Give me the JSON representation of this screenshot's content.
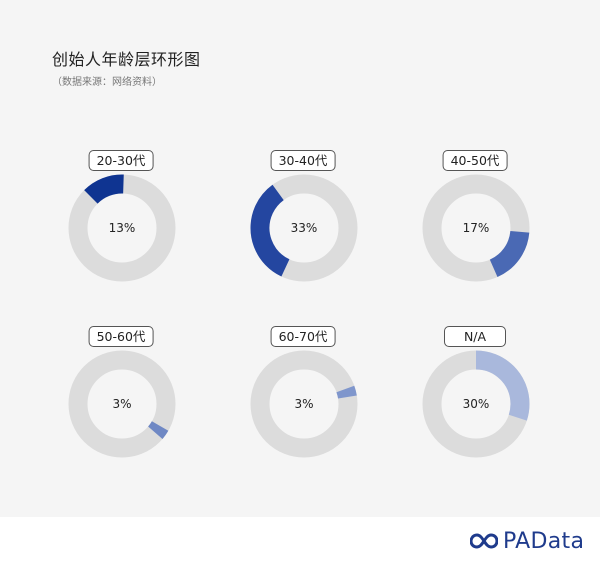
{
  "title": "创始人年龄层环形图",
  "subtitle": "（数据来源：网络资料）",
  "brand": "PAData",
  "chart_data": {
    "type": "pie",
    "variant": "donut",
    "title": "创始人年龄层环形图",
    "items": [
      {
        "label": "20-30代",
        "value": 13,
        "display": "13%",
        "color": "#0f3491"
      },
      {
        "label": "30-40代",
        "value": 33,
        "display": "33%",
        "color": "#2446a0"
      },
      {
        "label": "40-50代",
        "value": 17,
        "display": "17%",
        "color": "#4a69b4"
      },
      {
        "label": "50-60代",
        "value": 3,
        "display": "3%",
        "color": "#6f88c4"
      },
      {
        "label": "60-70代",
        "value": 3,
        "display": "3%",
        "color": "#7f96cc"
      },
      {
        "label": "N/A",
        "value": 30,
        "display": "30%",
        "color": "#a9b8dc"
      }
    ],
    "track_color": "#dcdcdc",
    "start_angles_deg": [
      -45,
      205,
      95,
      120,
      70,
      0
    ]
  }
}
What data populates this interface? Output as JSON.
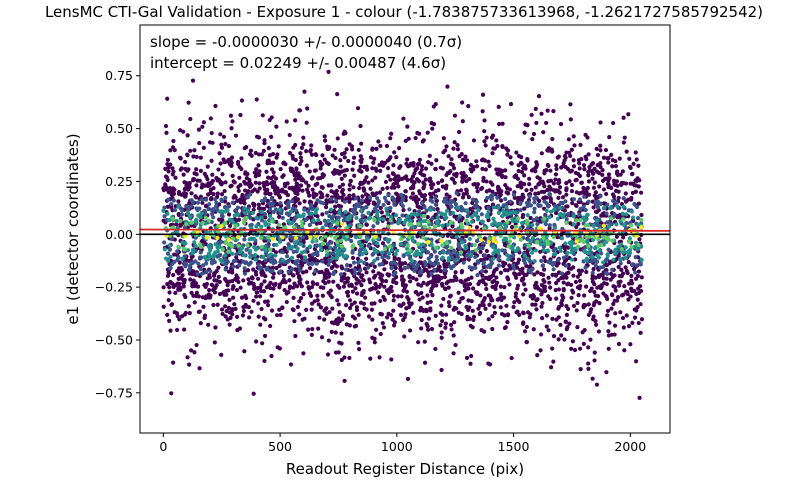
{
  "chart_data": {
    "type": "scatter",
    "title": "LensMC CTI-Gal Validation - Exposure 1 - colour (-1.783875733613968, -1.2621727585792542)",
    "xlabel": "Readout Register Distance (pix)",
    "ylabel": "e1 (detector coordinates)",
    "xlim": [
      -100,
      2170
    ],
    "ylim": [
      -0.94,
      0.99
    ],
    "xticks": [
      0,
      500,
      1000,
      1500,
      2000
    ],
    "yticks": [
      -0.75,
      -0.5,
      -0.25,
      0.0,
      0.25,
      0.5,
      0.75
    ],
    "xtick_labels": [
      "0",
      "500",
      "1000",
      "1500",
      "2000"
    ],
    "ytick_labels": [
      "−0.75",
      "−0.50",
      "−0.25",
      "0.00",
      "0.25",
      "0.50",
      "0.75"
    ],
    "grid": false,
    "annotations": [
      "slope = -0.0000030 +/- 0.0000040 (0.7σ)",
      "intercept = 0.02249 +/- 0.00487 (4.6σ)"
    ],
    "fit_line": {
      "slope": -3e-06,
      "intercept": 0.02249,
      "color": "#d62728"
    },
    "zero_line": {
      "y": 0.0,
      "color": "#000000"
    },
    "scatter": {
      "x_range": [
        0,
        2050
      ],
      "y_center": 0.0,
      "y_spread": 0.22,
      "y_extent": [
        -0.85,
        0.82
      ],
      "n_points_approx": 5000,
      "colormap": [
        "#440154",
        "#3b528b",
        "#21918c",
        "#5ec962",
        "#fde725"
      ]
    },
    "colors": {
      "fit_line": "#d62728",
      "zero_line": "#000000",
      "dominant_point": "#472d7b"
    }
  }
}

- [The problem] Repeat each entry above word for word, leaving every picture out.

- [Output for this exercise]
Give me the JSON representation of this screenshot's content.
{
  "title": "创始人年龄层环形图",
  "subtitle": "（数据来源：网络资料）",
  "brand": "PAData",
  "chart_data": {
    "type": "pie",
    "variant": "donut",
    "title": "创始人年龄层环形图",
    "items": [
      {
        "label": "20-30代",
        "value": 13,
        "display": "13%",
        "color": "#0f3491"
      },
      {
        "label": "30-40代",
        "value": 33,
        "display": "33%",
        "color": "#2446a0"
      },
      {
        "label": "40-50代",
        "value": 17,
        "display": "17%",
        "color": "#4a69b4"
      },
      {
        "label": "50-60代",
        "value": 3,
        "display": "3%",
        "color": "#6f88c4"
      },
      {
        "label": "60-70代",
        "value": 3,
        "display": "3%",
        "color": "#7f96cc"
      },
      {
        "label": "N/A",
        "value": 30,
        "display": "30%",
        "color": "#a9b8dc"
      }
    ],
    "track_color": "#dcdcdc",
    "start_angles_deg": [
      -45,
      205,
      95,
      120,
      70,
      0
    ]
  }
}
What data populates this interface? Output as JSON.
{
  "chart_data": {
    "type": "scatter",
    "title": "LensMC CTI-Gal Validation - Exposure 1 - colour (-1.783875733613968, -1.2621727585792542)",
    "xlabel": "Readout Register Distance (pix)",
    "ylabel": "e1 (detector coordinates)",
    "xlim": [
      -100,
      2170
    ],
    "ylim": [
      -0.94,
      0.99
    ],
    "xticks": [
      0,
      500,
      1000,
      1500,
      2000
    ],
    "yticks": [
      -0.75,
      -0.5,
      -0.25,
      0.0,
      0.25,
      0.5,
      0.75
    ],
    "xtick_labels": [
      "0",
      "500",
      "1000",
      "1500",
      "2000"
    ],
    "ytick_labels": [
      "−0.75",
      "−0.50",
      "−0.25",
      "0.00",
      "0.25",
      "0.50",
      "0.75"
    ],
    "grid": false,
    "annotations": [
      "slope = -0.0000030 +/- 0.0000040 (0.7σ)",
      "intercept = 0.02249 +/- 0.00487 (4.6σ)"
    ],
    "fit_line": {
      "slope": -3e-06,
      "intercept": 0.02249,
      "color": "#d62728"
    },
    "zero_line": {
      "y": 0.0,
      "color": "#000000"
    },
    "scatter": {
      "x_range": [
        0,
        2050
      ],
      "y_center": 0.0,
      "y_spread": 0.22,
      "y_extent": [
        -0.85,
        0.82
      ],
      "n_points_approx": 5000,
      "colormap": [
        "#440154",
        "#3b528b",
        "#21918c",
        "#5ec962",
        "#fde725"
      ]
    },
    "colors": {
      "fit_line": "#d62728",
      "zero_line": "#000000",
      "dominant_point": "#472d7b"
    }
  }
}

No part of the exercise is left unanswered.